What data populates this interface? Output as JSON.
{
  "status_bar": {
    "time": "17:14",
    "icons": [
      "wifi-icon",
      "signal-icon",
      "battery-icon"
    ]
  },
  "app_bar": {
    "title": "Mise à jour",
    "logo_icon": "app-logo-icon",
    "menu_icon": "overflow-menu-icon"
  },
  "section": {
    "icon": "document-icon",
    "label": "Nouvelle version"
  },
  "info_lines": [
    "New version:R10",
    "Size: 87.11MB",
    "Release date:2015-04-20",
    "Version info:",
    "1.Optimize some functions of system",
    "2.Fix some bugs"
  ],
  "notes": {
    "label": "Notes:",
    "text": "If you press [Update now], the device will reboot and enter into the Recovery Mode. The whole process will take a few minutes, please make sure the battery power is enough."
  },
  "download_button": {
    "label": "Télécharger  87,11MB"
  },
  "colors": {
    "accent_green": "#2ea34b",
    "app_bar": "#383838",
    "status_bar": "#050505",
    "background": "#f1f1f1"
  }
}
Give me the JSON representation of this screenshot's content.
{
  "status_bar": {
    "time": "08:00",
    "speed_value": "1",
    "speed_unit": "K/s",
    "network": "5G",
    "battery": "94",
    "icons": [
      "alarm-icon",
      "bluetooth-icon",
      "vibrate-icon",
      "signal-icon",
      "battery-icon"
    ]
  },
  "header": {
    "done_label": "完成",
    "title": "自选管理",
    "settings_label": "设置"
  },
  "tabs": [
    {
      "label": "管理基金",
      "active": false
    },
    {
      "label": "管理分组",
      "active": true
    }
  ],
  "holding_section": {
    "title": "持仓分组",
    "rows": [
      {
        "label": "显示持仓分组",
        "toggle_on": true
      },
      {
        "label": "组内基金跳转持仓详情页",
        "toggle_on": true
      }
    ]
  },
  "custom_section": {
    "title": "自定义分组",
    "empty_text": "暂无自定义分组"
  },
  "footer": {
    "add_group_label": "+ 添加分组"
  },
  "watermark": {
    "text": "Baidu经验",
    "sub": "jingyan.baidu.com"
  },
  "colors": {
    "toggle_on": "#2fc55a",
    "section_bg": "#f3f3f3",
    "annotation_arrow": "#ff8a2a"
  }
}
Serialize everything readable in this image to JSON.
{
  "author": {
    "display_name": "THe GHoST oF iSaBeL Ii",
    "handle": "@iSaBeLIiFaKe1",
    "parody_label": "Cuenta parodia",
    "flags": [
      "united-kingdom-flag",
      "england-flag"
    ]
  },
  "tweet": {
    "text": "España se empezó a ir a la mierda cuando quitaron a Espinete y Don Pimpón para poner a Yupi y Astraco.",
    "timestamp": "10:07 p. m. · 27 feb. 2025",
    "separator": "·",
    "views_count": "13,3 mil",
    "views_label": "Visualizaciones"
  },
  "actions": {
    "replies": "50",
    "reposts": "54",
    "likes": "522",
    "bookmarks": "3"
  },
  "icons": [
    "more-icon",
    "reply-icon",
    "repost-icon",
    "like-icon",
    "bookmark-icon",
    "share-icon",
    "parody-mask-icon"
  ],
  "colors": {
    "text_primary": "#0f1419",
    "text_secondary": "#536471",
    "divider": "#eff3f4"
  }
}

REQUIREMENTS: Using the listing above, locate the lines that hold "this" and copy each one.

EXERCISE RESPONSE:
What data populates this interface? Output as JSON.
Give me the JSON representation of this screenshot's content.
Serialize everything readable in this image to JSON.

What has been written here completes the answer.